## BRIEF:
Which lines include the word "title"? Copy each of them.
>> begin MATERIAL
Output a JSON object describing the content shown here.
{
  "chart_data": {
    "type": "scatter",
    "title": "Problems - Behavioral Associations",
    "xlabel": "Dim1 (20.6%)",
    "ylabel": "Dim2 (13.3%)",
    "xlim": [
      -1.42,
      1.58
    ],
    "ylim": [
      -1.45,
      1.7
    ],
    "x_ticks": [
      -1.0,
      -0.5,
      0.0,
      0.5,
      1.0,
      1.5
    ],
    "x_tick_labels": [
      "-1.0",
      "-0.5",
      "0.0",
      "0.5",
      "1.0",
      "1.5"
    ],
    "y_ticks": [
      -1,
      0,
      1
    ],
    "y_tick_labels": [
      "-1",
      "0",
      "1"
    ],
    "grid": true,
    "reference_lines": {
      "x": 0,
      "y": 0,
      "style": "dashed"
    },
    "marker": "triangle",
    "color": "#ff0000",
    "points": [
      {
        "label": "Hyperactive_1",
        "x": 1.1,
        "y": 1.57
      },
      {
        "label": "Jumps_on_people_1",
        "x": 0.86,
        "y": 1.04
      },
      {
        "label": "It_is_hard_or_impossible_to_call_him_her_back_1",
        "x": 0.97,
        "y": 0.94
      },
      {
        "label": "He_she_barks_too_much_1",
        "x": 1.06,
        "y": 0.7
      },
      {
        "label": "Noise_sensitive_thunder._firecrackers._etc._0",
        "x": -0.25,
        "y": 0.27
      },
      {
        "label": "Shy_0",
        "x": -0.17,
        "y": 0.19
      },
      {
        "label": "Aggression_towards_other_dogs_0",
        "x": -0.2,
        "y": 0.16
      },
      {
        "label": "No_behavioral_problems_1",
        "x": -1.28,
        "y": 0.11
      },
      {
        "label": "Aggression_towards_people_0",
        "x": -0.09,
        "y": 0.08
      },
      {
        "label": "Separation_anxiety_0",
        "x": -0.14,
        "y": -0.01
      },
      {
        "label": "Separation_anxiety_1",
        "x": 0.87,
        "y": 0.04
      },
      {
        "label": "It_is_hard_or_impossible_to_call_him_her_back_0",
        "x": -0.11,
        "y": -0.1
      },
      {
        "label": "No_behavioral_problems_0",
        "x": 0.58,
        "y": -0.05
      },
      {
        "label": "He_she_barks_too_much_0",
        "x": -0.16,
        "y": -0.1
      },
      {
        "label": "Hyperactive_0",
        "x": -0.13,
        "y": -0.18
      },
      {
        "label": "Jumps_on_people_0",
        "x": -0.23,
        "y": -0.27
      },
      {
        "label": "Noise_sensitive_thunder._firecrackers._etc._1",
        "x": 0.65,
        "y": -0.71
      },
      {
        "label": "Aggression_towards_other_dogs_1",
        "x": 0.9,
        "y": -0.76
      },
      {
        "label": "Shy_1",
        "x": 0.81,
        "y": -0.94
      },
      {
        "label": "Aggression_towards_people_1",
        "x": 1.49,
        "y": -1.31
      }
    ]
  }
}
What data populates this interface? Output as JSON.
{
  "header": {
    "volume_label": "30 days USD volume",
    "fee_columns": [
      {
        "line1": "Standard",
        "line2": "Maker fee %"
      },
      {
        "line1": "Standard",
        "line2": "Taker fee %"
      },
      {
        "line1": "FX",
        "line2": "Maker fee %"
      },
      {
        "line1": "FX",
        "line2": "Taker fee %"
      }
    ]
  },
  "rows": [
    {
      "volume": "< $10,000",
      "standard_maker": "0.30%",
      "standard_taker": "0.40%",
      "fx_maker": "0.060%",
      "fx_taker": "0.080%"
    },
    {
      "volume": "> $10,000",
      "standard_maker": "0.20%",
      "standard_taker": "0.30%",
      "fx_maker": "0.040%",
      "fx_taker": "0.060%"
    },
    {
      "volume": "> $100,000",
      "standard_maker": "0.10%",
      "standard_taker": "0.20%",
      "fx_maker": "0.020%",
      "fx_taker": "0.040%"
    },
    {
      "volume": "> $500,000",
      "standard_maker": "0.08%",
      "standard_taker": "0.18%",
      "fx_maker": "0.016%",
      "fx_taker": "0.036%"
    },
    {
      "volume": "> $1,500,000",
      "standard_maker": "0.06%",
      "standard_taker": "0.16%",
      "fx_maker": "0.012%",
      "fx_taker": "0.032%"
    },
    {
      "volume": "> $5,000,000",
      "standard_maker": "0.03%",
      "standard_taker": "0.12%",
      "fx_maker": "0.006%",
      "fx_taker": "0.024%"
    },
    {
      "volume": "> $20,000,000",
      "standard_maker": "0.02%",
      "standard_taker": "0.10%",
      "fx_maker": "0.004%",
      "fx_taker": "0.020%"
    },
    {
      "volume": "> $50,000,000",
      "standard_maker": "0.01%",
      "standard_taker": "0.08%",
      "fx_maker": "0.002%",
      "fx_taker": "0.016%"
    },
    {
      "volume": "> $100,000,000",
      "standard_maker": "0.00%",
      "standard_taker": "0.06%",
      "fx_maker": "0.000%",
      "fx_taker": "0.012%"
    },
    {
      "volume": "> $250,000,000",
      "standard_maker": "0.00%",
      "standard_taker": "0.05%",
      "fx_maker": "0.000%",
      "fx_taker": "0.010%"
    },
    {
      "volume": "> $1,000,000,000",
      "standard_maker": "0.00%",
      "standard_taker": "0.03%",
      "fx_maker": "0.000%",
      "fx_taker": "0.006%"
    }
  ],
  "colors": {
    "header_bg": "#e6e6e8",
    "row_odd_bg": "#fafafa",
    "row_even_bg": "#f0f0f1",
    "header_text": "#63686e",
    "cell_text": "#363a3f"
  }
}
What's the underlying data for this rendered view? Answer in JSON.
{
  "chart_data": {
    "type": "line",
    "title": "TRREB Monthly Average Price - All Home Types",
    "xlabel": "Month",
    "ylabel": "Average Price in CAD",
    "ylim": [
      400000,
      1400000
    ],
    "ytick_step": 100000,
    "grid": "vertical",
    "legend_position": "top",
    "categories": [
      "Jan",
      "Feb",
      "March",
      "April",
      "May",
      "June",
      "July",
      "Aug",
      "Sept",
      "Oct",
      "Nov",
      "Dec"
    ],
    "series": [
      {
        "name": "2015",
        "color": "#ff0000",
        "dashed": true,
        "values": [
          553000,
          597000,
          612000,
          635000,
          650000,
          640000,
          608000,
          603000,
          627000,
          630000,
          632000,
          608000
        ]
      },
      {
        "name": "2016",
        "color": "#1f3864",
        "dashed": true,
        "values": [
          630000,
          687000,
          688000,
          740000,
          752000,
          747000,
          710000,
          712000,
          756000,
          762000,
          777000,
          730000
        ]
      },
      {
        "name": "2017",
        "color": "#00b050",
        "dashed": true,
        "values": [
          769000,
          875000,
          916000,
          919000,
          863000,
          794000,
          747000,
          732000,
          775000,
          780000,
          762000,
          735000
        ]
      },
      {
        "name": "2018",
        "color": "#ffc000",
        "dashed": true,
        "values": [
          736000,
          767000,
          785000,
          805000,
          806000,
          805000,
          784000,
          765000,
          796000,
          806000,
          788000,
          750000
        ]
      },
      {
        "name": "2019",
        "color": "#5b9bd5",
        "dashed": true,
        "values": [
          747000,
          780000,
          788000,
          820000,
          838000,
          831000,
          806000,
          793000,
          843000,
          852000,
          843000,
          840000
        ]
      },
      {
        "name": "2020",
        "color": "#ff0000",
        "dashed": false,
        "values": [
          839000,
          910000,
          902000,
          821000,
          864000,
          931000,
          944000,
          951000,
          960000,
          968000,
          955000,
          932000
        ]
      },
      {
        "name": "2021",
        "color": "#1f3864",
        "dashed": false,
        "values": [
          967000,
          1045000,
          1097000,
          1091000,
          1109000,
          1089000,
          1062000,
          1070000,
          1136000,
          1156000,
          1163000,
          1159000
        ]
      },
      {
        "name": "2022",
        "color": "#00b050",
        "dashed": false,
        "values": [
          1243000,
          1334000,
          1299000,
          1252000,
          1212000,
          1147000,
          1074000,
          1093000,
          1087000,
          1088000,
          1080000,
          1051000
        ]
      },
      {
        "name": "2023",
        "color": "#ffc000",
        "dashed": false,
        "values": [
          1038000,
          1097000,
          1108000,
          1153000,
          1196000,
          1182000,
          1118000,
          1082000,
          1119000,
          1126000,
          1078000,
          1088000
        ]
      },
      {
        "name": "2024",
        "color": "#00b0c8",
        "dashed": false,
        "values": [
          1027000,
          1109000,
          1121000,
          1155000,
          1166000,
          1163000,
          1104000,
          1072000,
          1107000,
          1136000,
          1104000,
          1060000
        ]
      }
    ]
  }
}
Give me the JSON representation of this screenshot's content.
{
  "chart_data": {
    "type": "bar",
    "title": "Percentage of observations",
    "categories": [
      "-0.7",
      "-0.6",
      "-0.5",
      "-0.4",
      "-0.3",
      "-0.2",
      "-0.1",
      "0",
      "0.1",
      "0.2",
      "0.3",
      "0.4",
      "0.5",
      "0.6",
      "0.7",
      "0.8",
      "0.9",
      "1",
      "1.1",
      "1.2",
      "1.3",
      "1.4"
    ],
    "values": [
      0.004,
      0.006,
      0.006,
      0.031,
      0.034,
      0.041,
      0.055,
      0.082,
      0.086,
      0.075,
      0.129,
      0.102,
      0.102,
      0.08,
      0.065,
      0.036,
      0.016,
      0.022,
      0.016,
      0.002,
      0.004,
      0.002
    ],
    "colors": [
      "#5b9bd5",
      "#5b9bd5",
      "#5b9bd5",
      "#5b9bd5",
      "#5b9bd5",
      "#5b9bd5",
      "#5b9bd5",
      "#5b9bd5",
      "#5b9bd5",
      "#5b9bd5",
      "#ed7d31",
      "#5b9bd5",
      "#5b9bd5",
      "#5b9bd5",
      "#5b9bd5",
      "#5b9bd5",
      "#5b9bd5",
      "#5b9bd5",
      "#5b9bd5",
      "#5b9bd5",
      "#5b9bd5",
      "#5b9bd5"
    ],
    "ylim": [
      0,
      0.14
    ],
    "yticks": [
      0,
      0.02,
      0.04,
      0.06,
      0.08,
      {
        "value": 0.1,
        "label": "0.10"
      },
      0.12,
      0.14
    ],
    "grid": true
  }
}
>> end MATERIAL
## EXPECTED ANSWER:
    "title": "Problems - Behavioral Associations",
    "title": "TRREB Monthly Average Price - All Home Types",
    "title": "Percentage of observations",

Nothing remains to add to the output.